═══ Text passage ═══

Forget it, it was my CVS that was out of sync... It builds now...

D.

According to David Bateman <address@hidden> (on 11/10/04):
> John,
> 
> There appears to be a problem with the CVS, as trying to build this
> I get error on linking liboctinterp.so. These are of the form
> 
> ../src/liboctinterp.so: undefined reference to 
> `operator==(octave_int<unsigned long long> const&, octave_int<signed char> 
> const&)'
> ../src/liboctinterp.so: undefined reference to 
> `operator<=(octave_int<unsigned long long> const&, octave_int<short> const&)'
> ../src/liboctinterp.so: undefined reference to `operator>=(octave_int<signed 
> char> const&, octave_int<unsigned> const&)'
> 
> and lots more like it... Is there a file missing from the CVS? Or maybe
> its me that is out of sync and I should do a clean CVS checkout..
> 
> Cheers
> David
> 
> 
> According to John W. Eaton <address@hidden> (on 11/10/04):
> > On  9-Nov-2004, I wrote:
> > 
> > | On  5-Nov-2004, I wrote:
> > | 
> > | |   * Things like [int32(1), int16(1)] will fail.  Concatenation
> > | |     operations like this should return an object of the smaller type
> > | |     (int16 in this case).

═══

▶ [What you have to do]: Write what comes next in the email thread about the Octave CVS build error, picking up after its last line. The items that follow come from a different source than the email thread above.

═══ Listed entries ═══

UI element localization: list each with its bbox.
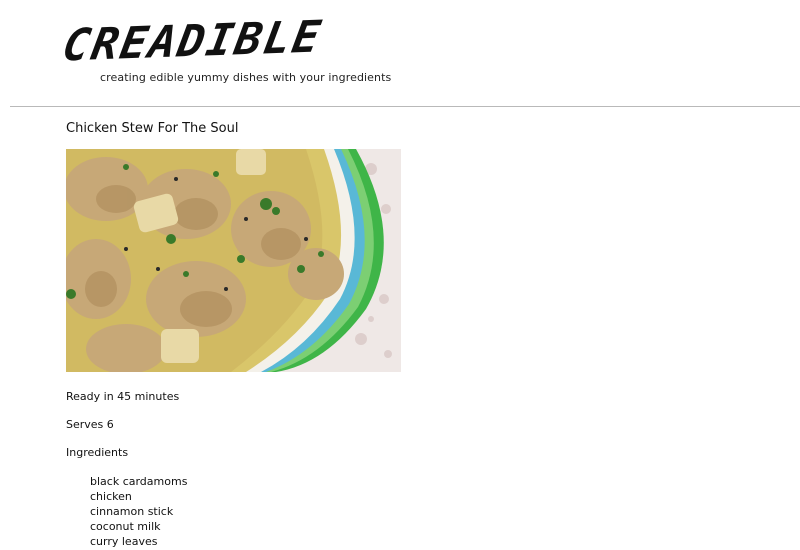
ingredient-item: curry leaves <box>90 535 158 548</box>
serves-count: Serves 6 <box>66 418 114 431</box>
ingredient-list: black cardamoms chicken cinnamon stick c… <box>90 474 187 549</box>
ingredient-item: coconut milk <box>90 520 161 533</box>
recipe-title: Chicken Stew For The Soul <box>66 121 239 136</box>
header-divider <box>10 106 800 107</box>
tagline: creating edible yummy dishes with your i… <box>100 71 392 84</box>
page: CREADIBLE creating edible yummy dishes w… <box>0 0 800 550</box>
brand-logo[interactable]: CREADIBLE <box>59 12 326 72</box>
ingredient-item: black cardamoms <box>90 475 188 488</box>
recipe-photo-illustration <box>66 149 401 372</box>
ingredient-item: cinnamon stick <box>90 505 174 518</box>
ready-time: Ready in 45 minutes <box>66 390 180 403</box>
site-header: CREADIBLE creating edible yummy dishes w… <box>0 0 800 108</box>
ingredient-item: chicken <box>90 490 132 503</box>
ingredients-heading: Ingredients <box>66 446 129 459</box>
recipe-image <box>66 149 401 372</box>
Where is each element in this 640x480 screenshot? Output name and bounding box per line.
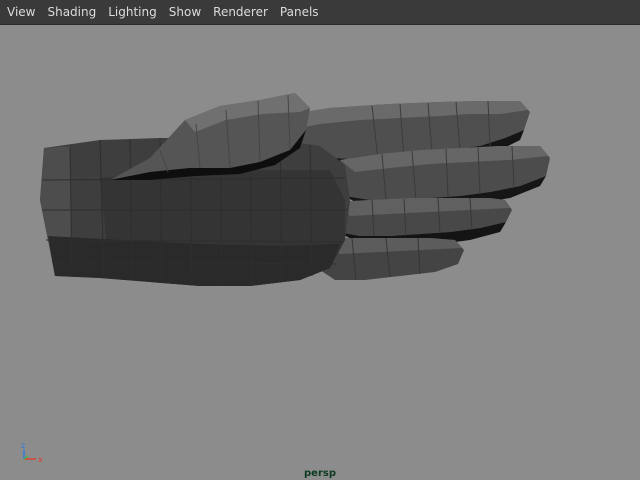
menu-panels[interactable]: Panels <box>274 0 325 24</box>
view-axis-indicator: z x <box>12 439 52 469</box>
menu-lighting[interactable]: Lighting <box>102 0 163 24</box>
camera-name-label: persp <box>304 468 336 479</box>
panel-menu-bar: View Shading Lighting Show Renderer Pane… <box>0 0 640 25</box>
maya-viewport-window: View Shading Lighting Show Renderer Pane… <box>0 0 640 480</box>
menu-view[interactable]: View <box>0 0 41 24</box>
menu-renderer[interactable]: Renderer <box>207 0 274 24</box>
3d-viewport[interactable]: z x persp <box>0 25 640 480</box>
x-axis-label: x <box>38 455 43 464</box>
menu-shading[interactable]: Shading <box>41 0 102 24</box>
menu-show[interactable]: Show <box>163 0 207 24</box>
hand-mesh[interactable] <box>0 25 640 480</box>
z-axis-label: z <box>21 441 25 450</box>
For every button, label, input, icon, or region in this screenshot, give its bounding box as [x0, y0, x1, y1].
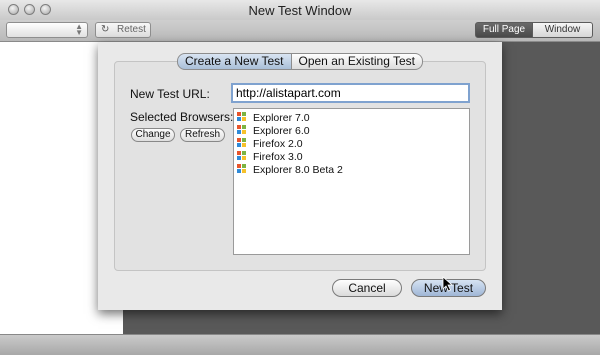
windows-icon [237, 112, 247, 122]
title-bar: New Test Window [0, 0, 600, 21]
windows-icon [237, 138, 247, 148]
full-page-toggle[interactable]: Full Page [475, 22, 533, 38]
list-item[interactable]: Explorer 7.0 [237, 112, 310, 125]
browser-name: Explorer 7.0 [253, 112, 310, 124]
browser-name: Firefox 3.0 [253, 151, 303, 163]
tab-bar: Create a New Test Open an Existing Test [177, 53, 424, 70]
refresh-icon: ↻ [101, 24, 110, 35]
browser-name: Firefox 2.0 [253, 138, 303, 150]
url-input[interactable] [231, 83, 470, 103]
browser-list[interactable]: Explorer 7.0 Explorer 6.0 Firefox 2.0 Fi… [233, 108, 470, 255]
toolbar: ▲ ▼ ↻ Retest Full Page Window [0, 20, 600, 42]
window-title: New Test Window [248, 3, 352, 18]
browser-name: Explorer 8.0 Beta 2 [253, 164, 343, 176]
windows-icon [237, 125, 247, 135]
change-button[interactable]: Change [131, 128, 175, 142]
refresh-button[interactable]: Refresh [180, 128, 225, 142]
browsers-label: Selected Browsers: [130, 110, 234, 124]
cancel-button[interactable]: Cancel [332, 279, 402, 297]
popup-arrows-icon: ▲ ▼ [75, 22, 83, 37]
windows-icon [237, 151, 247, 161]
mouse-cursor-icon [442, 276, 454, 292]
browser-name: Explorer 6.0 [253, 125, 310, 137]
windows-icon [237, 164, 247, 174]
retest-button[interactable]: ↻ Retest [95, 22, 151, 38]
url-history-popup[interactable]: ▲ ▼ [6, 22, 88, 38]
list-item[interactable]: Explorer 6.0 [237, 125, 310, 138]
list-item[interactable]: Firefox 3.0 [237, 151, 303, 164]
tab-open-existing-test[interactable]: Open an Existing Test [291, 53, 424, 70]
window-toggle[interactable]: Window [533, 22, 593, 38]
status-bar [0, 334, 600, 355]
list-item[interactable]: Firefox 2.0 [237, 138, 303, 151]
tab-create-new-test[interactable]: Create a New Test [177, 53, 292, 70]
retest-label: Retest [117, 24, 146, 35]
list-item[interactable]: Explorer 8.0 Beta 2 [237, 164, 343, 177]
url-label: New Test URL: [130, 87, 210, 101]
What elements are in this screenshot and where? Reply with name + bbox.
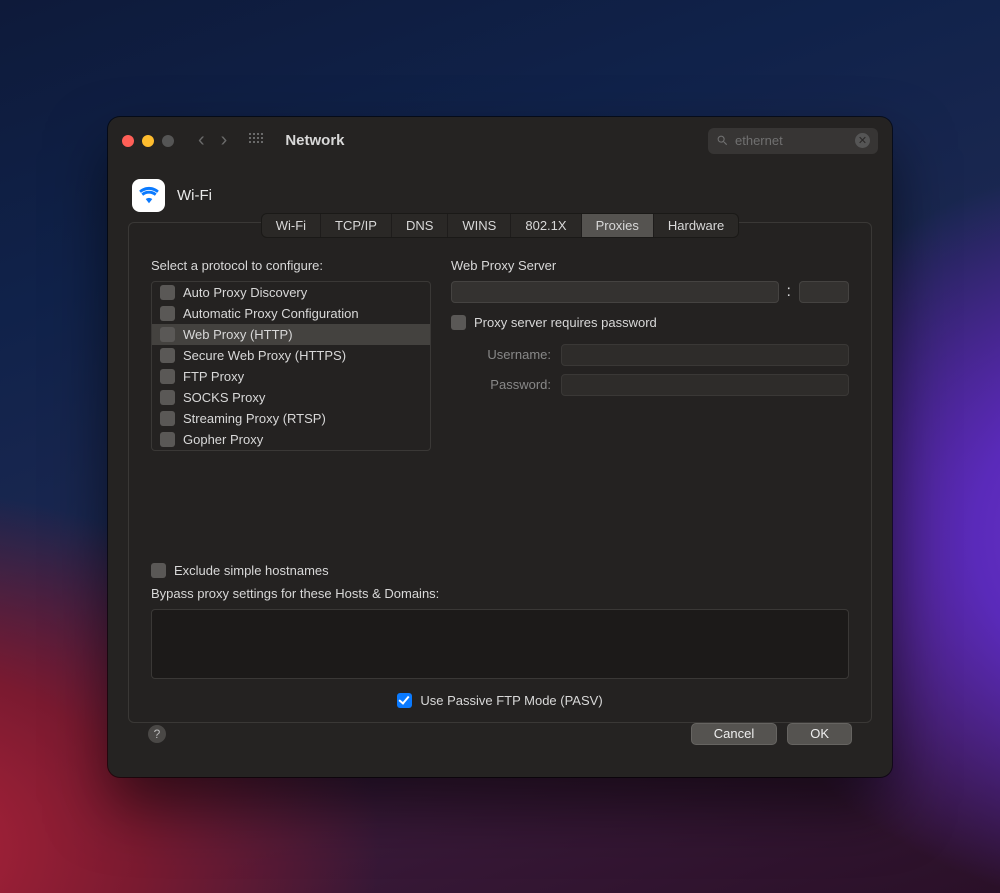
checkbox[interactable] — [160, 411, 175, 426]
pasv-row[interactable]: Use Passive FTP Mode (PASV) — [151, 693, 849, 708]
wifi-icon — [132, 179, 165, 212]
protocol-label: Auto Proxy Discovery — [183, 285, 307, 300]
window-title: Network — [285, 132, 344, 149]
titlebar: ‹ › Network ethernet ✕ — [108, 117, 892, 165]
proxy-port-input[interactable] — [799, 281, 849, 303]
checkbox[interactable] — [160, 327, 175, 342]
settings-panel: Wi-Fi TCP/IP DNS WINS 802.1X Proxies Har… — [128, 222, 872, 723]
tab-wins[interactable]: WINS — [448, 214, 511, 237]
checkbox[interactable] — [160, 285, 175, 300]
protocol-item-gopher-proxy[interactable]: Gopher Proxy — [152, 429, 430, 450]
tab-hardware[interactable]: Hardware — [654, 214, 738, 237]
protocol-label: Streaming Proxy (RTSP) — [183, 411, 326, 426]
network-proxies-window: ‹ › Network ethernet ✕ Wi-Fi Wi-Fi TCP/I… — [108, 117, 892, 777]
protocol-label: Web Proxy (HTTP) — [183, 327, 293, 342]
protocol-label: SOCKS Proxy — [183, 390, 265, 405]
clear-search-icon[interactable]: ✕ — [855, 133, 870, 148]
requires-password-checkbox[interactable] — [451, 315, 466, 330]
pasv-checkbox[interactable] — [397, 693, 412, 708]
nav-back-icon[interactable]: ‹ — [194, 129, 209, 152]
tab-dns[interactable]: DNS — [392, 214, 448, 237]
protocol-select-label: Select a protocol to configure: — [151, 258, 431, 273]
traffic-lights — [122, 135, 174, 147]
protocol-item-ftp-proxy[interactable]: FTP Proxy — [152, 366, 430, 387]
checkbox[interactable] — [160, 306, 175, 321]
tab-bar: Wi-Fi TCP/IP DNS WINS 802.1X Proxies Har… — [261, 213, 740, 238]
proxy-server-label: Web Proxy Server — [451, 258, 849, 273]
checkbox[interactable] — [160, 390, 175, 405]
all-prefs-icon[interactable] — [249, 133, 265, 149]
tab-8021x[interactable]: 802.1X — [511, 214, 581, 237]
search-field[interactable]: ethernet ✕ — [708, 128, 878, 154]
cancel-button[interactable]: Cancel — [691, 723, 777, 745]
protocol-item-secure-web-proxy[interactable]: Secure Web Proxy (HTTPS) — [152, 345, 430, 366]
checkbox[interactable] — [160, 348, 175, 363]
tab-tcpip[interactable]: TCP/IP — [321, 214, 392, 237]
pasv-label: Use Passive FTP Mode (PASV) — [420, 693, 602, 708]
interface-name: Wi-Fi — [177, 187, 212, 204]
exclude-hostnames-checkbox[interactable] — [151, 563, 166, 578]
proxy-host-input[interactable] — [451, 281, 779, 303]
password-label: Password: — [451, 377, 551, 392]
username-input[interactable] — [561, 344, 849, 366]
nav-forward-icon: › — [217, 129, 232, 152]
protocol-item-socks-proxy[interactable]: SOCKS Proxy — [152, 387, 430, 408]
ok-button[interactable]: OK — [787, 723, 852, 745]
protocol-label: FTP Proxy — [183, 369, 244, 384]
minimize-window-icon[interactable] — [142, 135, 154, 147]
tab-wifi[interactable]: Wi-Fi — [262, 214, 321, 237]
dialog-footer: ? Cancel OK — [128, 723, 872, 761]
password-input[interactable] — [561, 374, 849, 396]
host-port-separator: : — [787, 283, 791, 301]
protocol-item-auto-config[interactable]: Automatic Proxy Configuration — [152, 303, 430, 324]
requires-password-row[interactable]: Proxy server requires password — [451, 315, 849, 330]
close-window-icon[interactable] — [122, 135, 134, 147]
zoom-window-icon — [162, 135, 174, 147]
protocol-label: Automatic Proxy Configuration — [183, 306, 359, 321]
checkbox[interactable] — [160, 432, 175, 447]
protocol-list: Auto Proxy Discovery Automatic Proxy Con… — [151, 281, 431, 451]
search-text: ethernet — [735, 133, 783, 148]
requires-password-label: Proxy server requires password — [474, 315, 657, 330]
help-icon[interactable]: ? — [148, 725, 166, 743]
protocol-label: Gopher Proxy — [183, 432, 263, 447]
tab-proxies[interactable]: Proxies — [582, 214, 654, 237]
username-label: Username: — [451, 347, 551, 362]
protocol-label: Secure Web Proxy (HTTPS) — [183, 348, 346, 363]
bypass-label: Bypass proxy settings for these Hosts & … — [151, 586, 849, 601]
protocol-item-web-proxy[interactable]: Web Proxy (HTTP) — [152, 324, 430, 345]
exclude-hostnames-row[interactable]: Exclude simple hostnames — [151, 563, 849, 578]
protocol-item-streaming-proxy[interactable]: Streaming Proxy (RTSP) — [152, 408, 430, 429]
checkbox[interactable] — [160, 369, 175, 384]
interface-header: Wi-Fi — [128, 179, 872, 212]
search-icon — [716, 134, 729, 147]
bypass-hosts-textarea[interactable] — [151, 609, 849, 679]
protocol-item-auto-discovery[interactable]: Auto Proxy Discovery — [152, 282, 430, 303]
exclude-hostnames-label: Exclude simple hostnames — [174, 563, 329, 578]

═══

▶ [Expected output]:
> > | 
> > | This is not yet fixed, though it seems it should not be too hard to
> > | add.  I will try to take a look at it, but perhaps David could say
> > | whether it will require more than adding some concat functions.
> > 
> > I've implemented this feature.
> > 
> > While doing that, I found that the return type is not the smaller of
> > the two types, but it is the type of the first argument in the pair.
> > This means that
> > 
> >   [int8(1), int16(2)]
> > 
> > returns an int8 object, but
> > 
> >   [int16(1), int8(2)]
> > 
> > returns an int16 object.  The exception (you knew there had to be one,
> > right?) is that if you concatenate a double object and an intN object,
> > the the result is always the intN type.  This means that
> > 
> >   [int8(1), 2]
> > 
> > and
> > 
> >   [1, int8(2)]
> > 
> > both return int8 objects.
> > 
> > Will someone please verify that this is still the way that Matlab R14
> > behaves?
> > 
> > I didn't bother trying to define complex/intN concatenation because we
> > don't have complex intN objects.  I see no compelling reason to add
> > them, but someone will probably eventually complain that Octave is
> > completely useless because it does not have that feature.
> > 
> > My changes for concat are checked in.
> > 
> > Are there any other important bugs that need to be fixed before
> > making a 2.1.62 snapshot?
> > 
> > jwe
> 
> -- 
> David Bateman                                address@hidden
> Motorola CRM                                 +33 1 69 35 48 04 (Ph) 
> Parc Les Algorithmes, Commune de St Aubin    +33 1 69 35 77 01 (Fax)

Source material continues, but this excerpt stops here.